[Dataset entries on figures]

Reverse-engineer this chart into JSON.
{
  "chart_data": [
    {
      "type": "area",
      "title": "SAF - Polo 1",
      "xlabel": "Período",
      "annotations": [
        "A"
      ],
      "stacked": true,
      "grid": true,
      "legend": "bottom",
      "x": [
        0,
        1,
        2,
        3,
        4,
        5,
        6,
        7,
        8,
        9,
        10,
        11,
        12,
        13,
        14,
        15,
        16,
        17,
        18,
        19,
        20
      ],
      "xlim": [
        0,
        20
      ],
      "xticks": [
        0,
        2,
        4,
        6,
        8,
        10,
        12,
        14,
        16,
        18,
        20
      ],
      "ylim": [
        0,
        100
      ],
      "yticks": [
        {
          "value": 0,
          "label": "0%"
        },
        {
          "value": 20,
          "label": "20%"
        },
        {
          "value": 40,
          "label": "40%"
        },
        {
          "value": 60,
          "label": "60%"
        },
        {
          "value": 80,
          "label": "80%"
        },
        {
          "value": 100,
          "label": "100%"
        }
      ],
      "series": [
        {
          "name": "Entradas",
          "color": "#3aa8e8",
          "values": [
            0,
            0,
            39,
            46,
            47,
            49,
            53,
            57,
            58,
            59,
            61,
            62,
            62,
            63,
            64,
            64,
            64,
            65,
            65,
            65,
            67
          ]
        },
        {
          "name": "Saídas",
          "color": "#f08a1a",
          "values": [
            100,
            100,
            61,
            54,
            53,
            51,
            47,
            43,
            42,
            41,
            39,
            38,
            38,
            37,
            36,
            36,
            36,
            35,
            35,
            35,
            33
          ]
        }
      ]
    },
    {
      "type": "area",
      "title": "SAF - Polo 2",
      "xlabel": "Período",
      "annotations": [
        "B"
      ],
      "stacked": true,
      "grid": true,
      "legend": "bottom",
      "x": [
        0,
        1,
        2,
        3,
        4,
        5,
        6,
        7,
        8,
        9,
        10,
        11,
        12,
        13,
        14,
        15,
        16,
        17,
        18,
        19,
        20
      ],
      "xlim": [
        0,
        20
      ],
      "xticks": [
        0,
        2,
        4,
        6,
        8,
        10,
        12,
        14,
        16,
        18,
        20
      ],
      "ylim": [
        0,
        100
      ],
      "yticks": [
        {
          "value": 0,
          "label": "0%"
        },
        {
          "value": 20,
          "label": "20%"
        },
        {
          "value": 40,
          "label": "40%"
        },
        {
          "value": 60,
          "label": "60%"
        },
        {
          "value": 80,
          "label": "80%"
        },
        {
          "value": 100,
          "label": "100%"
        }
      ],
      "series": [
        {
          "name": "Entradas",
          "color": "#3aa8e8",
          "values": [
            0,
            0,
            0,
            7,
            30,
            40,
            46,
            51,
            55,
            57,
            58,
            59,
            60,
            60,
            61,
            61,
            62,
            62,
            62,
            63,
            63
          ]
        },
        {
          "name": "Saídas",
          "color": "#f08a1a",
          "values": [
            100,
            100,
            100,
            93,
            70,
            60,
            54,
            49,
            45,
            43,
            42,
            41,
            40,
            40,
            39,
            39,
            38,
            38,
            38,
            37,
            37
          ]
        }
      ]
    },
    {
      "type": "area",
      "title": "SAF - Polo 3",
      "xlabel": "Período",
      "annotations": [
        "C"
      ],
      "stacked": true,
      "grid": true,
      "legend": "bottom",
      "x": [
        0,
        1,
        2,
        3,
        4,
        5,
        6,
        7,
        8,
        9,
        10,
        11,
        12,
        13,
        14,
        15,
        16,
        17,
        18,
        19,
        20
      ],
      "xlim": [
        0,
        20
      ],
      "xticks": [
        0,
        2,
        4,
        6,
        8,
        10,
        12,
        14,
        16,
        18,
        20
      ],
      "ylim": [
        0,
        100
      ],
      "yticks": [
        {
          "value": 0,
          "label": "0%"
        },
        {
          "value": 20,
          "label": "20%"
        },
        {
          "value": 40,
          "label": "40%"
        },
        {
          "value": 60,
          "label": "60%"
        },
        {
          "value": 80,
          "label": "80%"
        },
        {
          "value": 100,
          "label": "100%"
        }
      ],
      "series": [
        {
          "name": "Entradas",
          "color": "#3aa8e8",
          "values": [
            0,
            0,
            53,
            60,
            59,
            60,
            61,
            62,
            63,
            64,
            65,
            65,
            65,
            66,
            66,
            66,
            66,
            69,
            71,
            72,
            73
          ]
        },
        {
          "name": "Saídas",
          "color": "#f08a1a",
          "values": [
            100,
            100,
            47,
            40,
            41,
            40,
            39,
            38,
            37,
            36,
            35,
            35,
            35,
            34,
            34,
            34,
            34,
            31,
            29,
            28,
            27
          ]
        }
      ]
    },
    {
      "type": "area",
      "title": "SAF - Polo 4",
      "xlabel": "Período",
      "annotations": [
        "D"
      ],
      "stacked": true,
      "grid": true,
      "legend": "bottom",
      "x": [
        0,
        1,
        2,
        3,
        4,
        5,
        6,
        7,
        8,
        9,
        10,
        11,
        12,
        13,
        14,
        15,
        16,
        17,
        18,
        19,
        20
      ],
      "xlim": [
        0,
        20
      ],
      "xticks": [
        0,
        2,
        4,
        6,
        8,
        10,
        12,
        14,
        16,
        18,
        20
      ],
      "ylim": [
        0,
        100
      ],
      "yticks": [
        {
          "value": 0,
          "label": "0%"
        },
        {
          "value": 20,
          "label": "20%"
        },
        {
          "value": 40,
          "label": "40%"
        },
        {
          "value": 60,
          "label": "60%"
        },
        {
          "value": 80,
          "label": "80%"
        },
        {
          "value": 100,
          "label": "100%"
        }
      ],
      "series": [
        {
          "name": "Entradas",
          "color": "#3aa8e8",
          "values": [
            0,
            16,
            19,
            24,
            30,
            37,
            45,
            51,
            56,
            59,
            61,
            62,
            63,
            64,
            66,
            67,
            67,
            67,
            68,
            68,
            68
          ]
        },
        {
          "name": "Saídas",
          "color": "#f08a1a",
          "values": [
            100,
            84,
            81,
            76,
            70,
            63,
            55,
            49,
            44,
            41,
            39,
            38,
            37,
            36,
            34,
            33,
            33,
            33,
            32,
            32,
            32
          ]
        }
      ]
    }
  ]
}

**Required task:**
Transcribe every record above exactly as it appears.

**Right answer:**
Reverse-engineer this chart into JSON.
{
  "chart_data": [
    {
      "type": "area",
      "title": "SAF - Polo 1",
      "xlabel": "Período",
      "annotations": [
        "A"
      ],
      "stacked": true,
      "grid": true,
      "legend": "bottom",
      "x": [
        0,
        1,
        2,
        3,
        4,
        5,
        6,
        7,
        8,
        9,
        10,
        11,
        12,
        13,
        14,
        15,
        16,
        17,
        18,
        19,
        20
      ],
      "xlim": [
        0,
        20
      ],
      "xticks": [
        0,
        2,
        4,
        6,
        8,
        10,
        12,
        14,
        16,
        18,
        20
      ],
      "ylim": [
        0,
        100
      ],
      "yticks": [
        {
          "value": 0,
          "label": "0%"
        },
        {
          "value": 20,
          "label": "20%"
        },
        {
          "value": 40,
          "label": "40%"
        },
        {
          "value": 60,
          "label": "60%"
        },
        {
          "value": 80,
          "label": "80%"
        },
        {
          "value": 100,
          "label": "100%"
        }
      ],
      "series": [
        {
          "name": "Entradas",
          "color": "#3aa8e8",
          "values": [
            0,
            0,
            39,
            46,
            47,
            49,
            53,
            57,
            58,
            59,
            61,
            62,
            62,
            63,
            64,
            64,
            64,
            65,
            65,
            65,
            67
          ]
        },
        {
          "name": "Saídas",
          "color": "#f08a1a",
          "values": [
            100,
            100,
            61,
            54,
            53,
            51,
            47,
            43,
            42,
            41,
            39,
            38,
            38,
            37,
            36,
            36,
            36,
            35,
            35,
            35,
            33
          ]
        }
      ]
    },
    {
      "type": "area",
      "title": "SAF - Polo 2",
      "xlabel": "Período",
      "annotations": [
        "B"
      ],
      "stacked": true,
      "grid": true,
      "legend": "bottom",
      "x": [
        0,
        1,
        2,
        3,
        4,
        5,
        6,
        7,
        8,
        9,
        10,
        11,
        12,
        13,
        14,
        15,
        16,
        17,
        18,
        19,
        20
      ],
      "xlim": [
        0,
        20
      ],
      "xticks": [
        0,
        2,
        4,
        6,
        8,
        10,
        12,
        14,
        16,
        18,
        20
      ],
      "ylim": [
        0,
        100
      ],
      "yticks": [
        {
          "value": 0,
          "label": "0%"
        },
        {
          "value": 20,
          "label": "20%"
        },
        {
          "value": 40,
          "label": "40%"
        },
        {
          "value": 60,
          "label": "60%"
        },
        {
          "value": 80,
          "label": "80%"
        },
        {
          "value": 100,
          "label": "100%"
        }
      ],
      "series": [
        {
          "name": "Entradas",
          "color": "#3aa8e8",
          "values": [
            0,
            0,
            0,
            7,
            30,
            40,
            46,
            51,
            55,
            57,
            58,
            59,
            60,
            60,
            61,
            61,
            62,
            62,
            62,
            63,
            63
          ]
        },
        {
          "name": "Saídas",
          "color": "#f08a1a",
          "values": [
            100,
            100,
            100,
            93,
            70,
            60,
            54,
            49,
            45,
            43,
            42,
            41,
            40,
            40,
            39,
            39,
            38,
            38,
            38,
            37,
            37
          ]
        }
      ]
    },
    {
      "type": "area",
      "title": "SAF - Polo 3",
      "xlabel": "Período",
      "annotations": [
        "C"
      ],
      "stacked": true,
      "grid": true,
      "legend": "bottom",
      "x": [
        0,
        1,
        2,
        3,
        4,
        5,
        6,
        7,
        8,
        9,
        10,
        11,
        12,
        13,
        14,
        15,
        16,
        17,
        18,
        19,
        20
      ],
      "xlim": [
        0,
        20
      ],
      "xticks": [
        0,
        2,
        4,
        6,
        8,
        10,
        12,
        14,
        16,
        18,
        20
      ],
      "ylim": [
        0,
        100
      ],
      "yticks": [
        {
          "value": 0,
          "label": "0%"
        },
        {
          "value": 20,
          "label": "20%"
        },
        {
          "value": 40,
          "label": "40%"
        },
        {
          "value": 60,
          "label": "60%"
        },
        {
          "value": 80,
          "label": "80%"
        },
        {
          "value": 100,
          "label": "100%"
        }
      ],
      "series": [
        {
          "name": "Entradas",
          "color": "#3aa8e8",
          "values": [
            0,
            0,
            53,
            60,
            59,
            60,
            61,
            62,
            63,
            64,
            65,
            65,
            65,
            66,
            66,
            66,
            66,
            69,
            71,
            72,
            73
          ]
        },
        {
          "name": "Saídas",
          "color": "#f08a1a",
          "values": [
            100,
            100,
            47,
            40,
            41,
            40,
            39,
            38,
            37,
            36,
            35,
            35,
            35,
            34,
            34,
            34,
            34,
            31,
            29,
            28,
            27
          ]
        }
      ]
    },
    {
      "type": "area",
      "title": "SAF - Polo 4",
      "xlabel": "Período",
      "annotations": [
        "D"
      ],
      "stacked": true,
      "grid": true,
      "legend": "bottom",
      "x": [
        0,
        1,
        2,
        3,
        4,
        5,
        6,
        7,
        8,
        9,
        10,
        11,
        12,
        13,
        14,
        15,
        16,
        17,
        18,
        19,
        20
      ],
      "xlim": [
        0,
        20
      ],
      "xticks": [
        0,
        2,
        4,
        6,
        8,
        10,
        12,
        14,
        16,
        18,
        20
      ],
      "ylim": [
        0,
        100
      ],
      "yticks": [
        {
          "value": 0,
          "label": "0%"
        },
        {
          "value": 20,
          "label": "20%"
        },
        {
          "value": 40,
          "label": "40%"
        },
        {
          "value": 60,
          "label": "60%"
        },
        {
          "value": 80,
          "label": "80%"
        },
        {
          "value": 100,
          "label": "100%"
        }
      ],
      "series": [
        {
          "name": "Entradas",
          "color": "#3aa8e8",
          "values": [
            0,
            16,
            19,
            24,
            30,
            37,
            45,
            51,
            56,
            59,
            61,
            62,
            63,
            64,
            66,
            67,
            67,
            67,
            68,
            68,
            68
          ]
        },
        {
          "name": "Saídas",
          "color": "#f08a1a",
          "values": [
            100,
            84,
            81,
            76,
            70,
            63,
            55,
            49,
            44,
            41,
            39,
            38,
            37,
            36,
            34,
            33,
            33,
            33,
            32,
            32,
            32
          ]
        }
      ]
    }
  ]
}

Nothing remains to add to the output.